-- start of Available records --

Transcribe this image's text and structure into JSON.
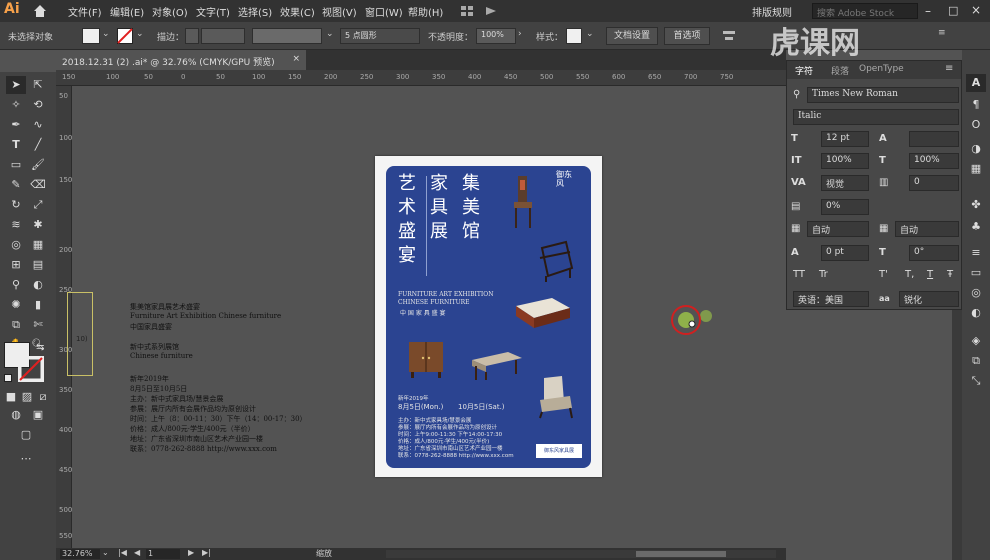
{
  "app": {
    "logo": "Ai",
    "title": "Adobe Illustrator"
  },
  "menu": {
    "items": [
      "文件(F)",
      "编辑(E)",
      "对象(O)",
      "文字(T)",
      "选择(S)",
      "效果(C)",
      "视图(V)",
      "窗口(W)",
      "帮助(H)"
    ],
    "workspace": "排版规则",
    "search_placeholder": "搜索 Adobe Stock"
  },
  "control_bar": {
    "selection": "未选择对象",
    "stroke_label": "描边：",
    "brush_label": "5 点圆形",
    "opacity_label": "不透明度：",
    "opacity_value": "100%",
    "style_label": "样式：",
    "doc_setup": "文档设置",
    "preferences": "首选项"
  },
  "document_tab": {
    "title": "2018.12.31  (2) .ai* @ 32.76% (CMYK/GPU 预览)",
    "close": "×"
  },
  "hruler": [
    "150",
    "100",
    "50",
    "0",
    "50",
    "100",
    "150",
    "200",
    "250",
    "300",
    "350",
    "400",
    "450",
    "500",
    "550",
    "600",
    "650",
    "700",
    "750"
  ],
  "vruler": [
    "50",
    "100",
    "150",
    "200",
    "250",
    "300",
    "350",
    "400",
    "450",
    "500",
    "550"
  ],
  "status": {
    "zoom": "32.76%",
    "artboard": "1",
    "mode": "缩放"
  },
  "char_panel": {
    "tabs": [
      "字符",
      "段落",
      "OpenType"
    ],
    "font_family": "Times New Roman",
    "font_style": "Italic",
    "size": "12 pt",
    "leading": "",
    "v_scale": "100%",
    "h_scale": "100%",
    "kerning": "视觉",
    "tracking": "0",
    "tsume": "0%",
    "aki_left": "自动",
    "aki_right": "自动",
    "baseline": "0 pt",
    "rotation": "0°",
    "language": "英语：美国",
    "aa": "锐化",
    "style_btns": [
      "TT",
      "Tr",
      "T'",
      "T,",
      "T",
      "Ŧ"
    ]
  },
  "poster": {
    "title_cols": [
      "集美馆",
      "家具展",
      "艺术盛宴"
    ],
    "brand": "御东风",
    "en_line1": "FURNITURE ART EXHIBITION",
    "en_line2": "CHINESE FURNITURE",
    "cn_sub": "中 国 家 具 盛 宴",
    "year_label": "新年2019年",
    "date_from": "8月5日(Mon.)",
    "date_to": "10月5日(Sat.)",
    "info": [
      "主办：新中式家具场/慧景会展",
      "参展：展厅内所有会展作品均为原创设计",
      "时间：上午9:00-11:30    下午14:00-17:30",
      "价格：成人/800元·学生/400元(半价)",
      "地址：广东省深圳市南山区艺术产业园一楼",
      "联系：0778-262-8888    http://www.xxx.com"
    ],
    "badge": "御东风家具展"
  },
  "left_text": [
    "集美馆家具展艺术盛宴",
    "Furniture Art Exhibition Chinese furniture",
    "中国家具盛宴",
    "",
    "新中式系列展馆",
    "Chinese furniture",
    "",
    "新年2019年",
    "8月5日至10月5日",
    "主办：新中式家具场/慧景会展",
    "参展：展厅内所有会展作品均为原创设计",
    "时间：上午（8：00-11：30）下午（14：00-17：30）",
    "价格：成人/800元·学生/400元（半价）",
    "地址：广东省深圳市南山区艺术产业园一楼",
    "联系：0778-262-8888 http://www.xxx.com"
  ],
  "watermark": "虎课网",
  "colors": {
    "poster_blue": "#2b4491",
    "ui_dark": "#323232",
    "ui_mid": "#424242",
    "canvas": "#535353",
    "cursor_green": "#8fb04a",
    "cursor_red": "#d02020"
  }
}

-- end of Available records --

* [Your goal]: Copy out each line of the records that holds the string "Adobe".

* [Problem solution]:
    "title": "Adobe Illustrator"
    "search_placeholder": "搜索 Adobe Stock"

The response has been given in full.